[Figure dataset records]
....
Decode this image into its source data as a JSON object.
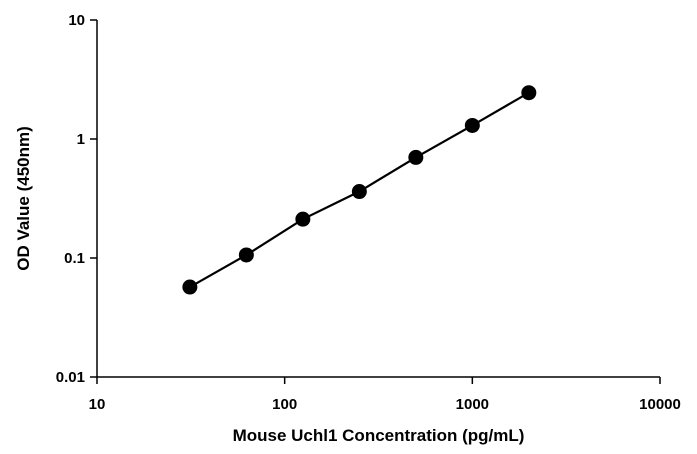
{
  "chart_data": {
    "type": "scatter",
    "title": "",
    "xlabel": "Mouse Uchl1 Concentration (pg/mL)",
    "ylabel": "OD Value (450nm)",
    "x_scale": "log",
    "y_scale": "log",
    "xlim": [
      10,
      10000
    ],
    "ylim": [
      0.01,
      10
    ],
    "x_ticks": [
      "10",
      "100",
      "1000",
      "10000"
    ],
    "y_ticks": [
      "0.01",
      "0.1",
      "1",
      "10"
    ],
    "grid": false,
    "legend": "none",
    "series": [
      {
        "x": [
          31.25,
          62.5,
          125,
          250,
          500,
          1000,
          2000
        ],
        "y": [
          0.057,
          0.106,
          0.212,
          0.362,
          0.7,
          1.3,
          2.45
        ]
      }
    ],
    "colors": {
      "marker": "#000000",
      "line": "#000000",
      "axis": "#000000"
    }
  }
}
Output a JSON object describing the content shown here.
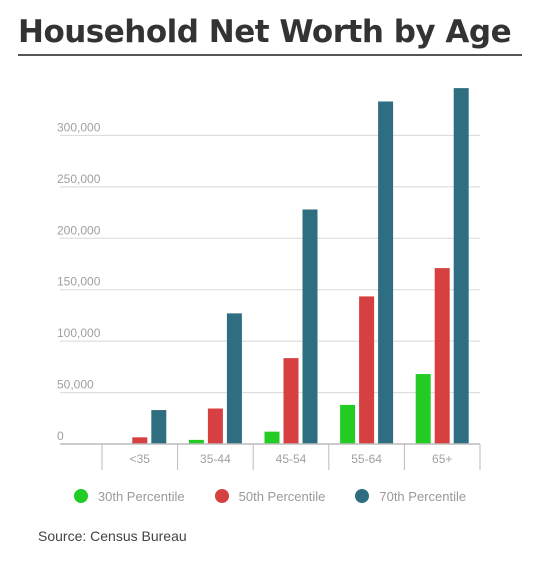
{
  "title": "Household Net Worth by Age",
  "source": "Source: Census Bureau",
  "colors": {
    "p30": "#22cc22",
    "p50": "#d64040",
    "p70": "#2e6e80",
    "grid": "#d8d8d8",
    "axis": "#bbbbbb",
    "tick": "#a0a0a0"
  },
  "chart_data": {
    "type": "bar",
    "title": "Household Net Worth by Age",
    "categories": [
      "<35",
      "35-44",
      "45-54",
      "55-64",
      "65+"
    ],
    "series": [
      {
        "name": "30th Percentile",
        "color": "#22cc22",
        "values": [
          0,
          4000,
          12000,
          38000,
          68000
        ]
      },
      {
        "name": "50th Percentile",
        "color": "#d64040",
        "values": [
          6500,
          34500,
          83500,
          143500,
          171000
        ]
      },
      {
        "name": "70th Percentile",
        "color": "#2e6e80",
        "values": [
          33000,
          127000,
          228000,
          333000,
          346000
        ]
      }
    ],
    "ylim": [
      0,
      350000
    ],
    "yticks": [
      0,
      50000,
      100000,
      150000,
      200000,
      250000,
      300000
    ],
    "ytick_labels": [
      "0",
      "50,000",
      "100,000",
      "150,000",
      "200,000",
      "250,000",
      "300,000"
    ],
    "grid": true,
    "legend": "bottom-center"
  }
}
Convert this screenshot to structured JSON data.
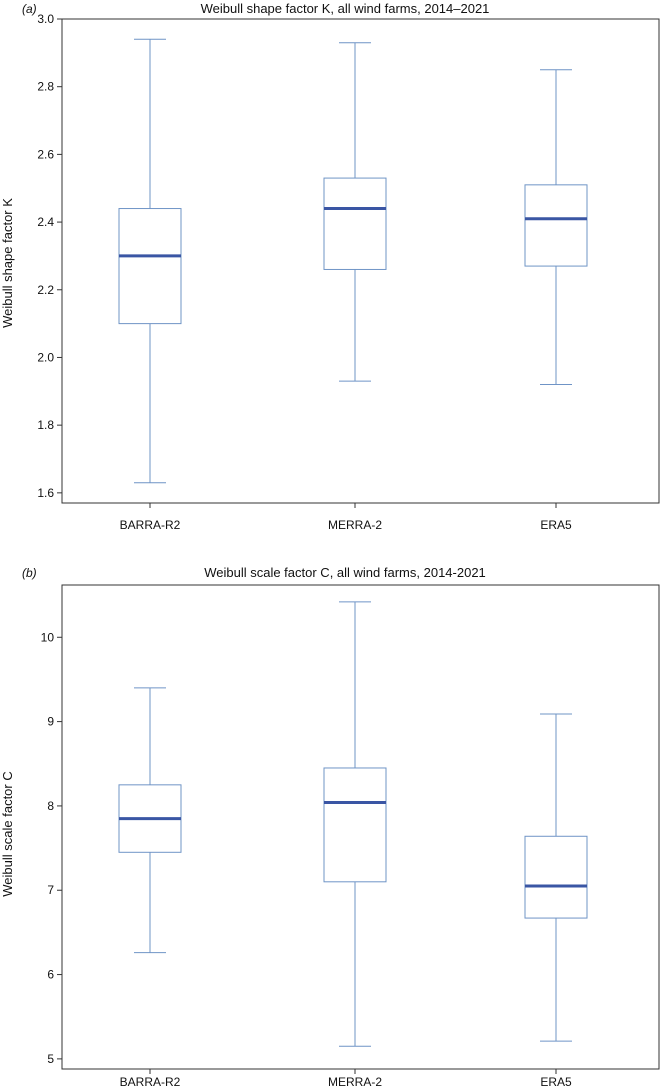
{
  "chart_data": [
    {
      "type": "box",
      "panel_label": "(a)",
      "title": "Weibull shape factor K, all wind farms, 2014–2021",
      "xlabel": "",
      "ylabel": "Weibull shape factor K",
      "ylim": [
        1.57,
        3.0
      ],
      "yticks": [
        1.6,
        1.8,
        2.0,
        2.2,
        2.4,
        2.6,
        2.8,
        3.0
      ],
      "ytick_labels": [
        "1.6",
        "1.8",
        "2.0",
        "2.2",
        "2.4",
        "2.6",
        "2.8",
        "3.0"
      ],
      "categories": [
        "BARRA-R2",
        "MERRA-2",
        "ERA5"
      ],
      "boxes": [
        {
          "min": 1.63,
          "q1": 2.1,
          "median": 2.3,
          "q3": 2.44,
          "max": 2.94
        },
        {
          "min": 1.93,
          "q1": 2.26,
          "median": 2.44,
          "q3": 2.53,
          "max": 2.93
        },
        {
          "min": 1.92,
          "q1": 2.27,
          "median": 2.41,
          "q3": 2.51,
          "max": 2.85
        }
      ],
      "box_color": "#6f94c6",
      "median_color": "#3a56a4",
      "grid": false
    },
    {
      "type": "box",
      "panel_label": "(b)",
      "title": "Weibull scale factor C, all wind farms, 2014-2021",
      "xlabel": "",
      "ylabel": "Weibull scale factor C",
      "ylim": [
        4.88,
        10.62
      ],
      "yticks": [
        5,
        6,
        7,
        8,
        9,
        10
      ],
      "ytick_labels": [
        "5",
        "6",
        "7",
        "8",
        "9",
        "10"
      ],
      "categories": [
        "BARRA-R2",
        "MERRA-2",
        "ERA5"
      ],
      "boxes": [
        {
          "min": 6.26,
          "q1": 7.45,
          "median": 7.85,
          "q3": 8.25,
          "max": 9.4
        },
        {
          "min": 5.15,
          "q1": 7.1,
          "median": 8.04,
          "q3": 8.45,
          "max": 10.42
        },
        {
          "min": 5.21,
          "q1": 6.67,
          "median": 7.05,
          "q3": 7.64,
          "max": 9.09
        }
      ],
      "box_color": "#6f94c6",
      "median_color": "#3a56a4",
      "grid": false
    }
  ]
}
....
## Given exercise
Work out how many lines in the records above hold the string "this", then give only that count.

## Answer to the exercise
2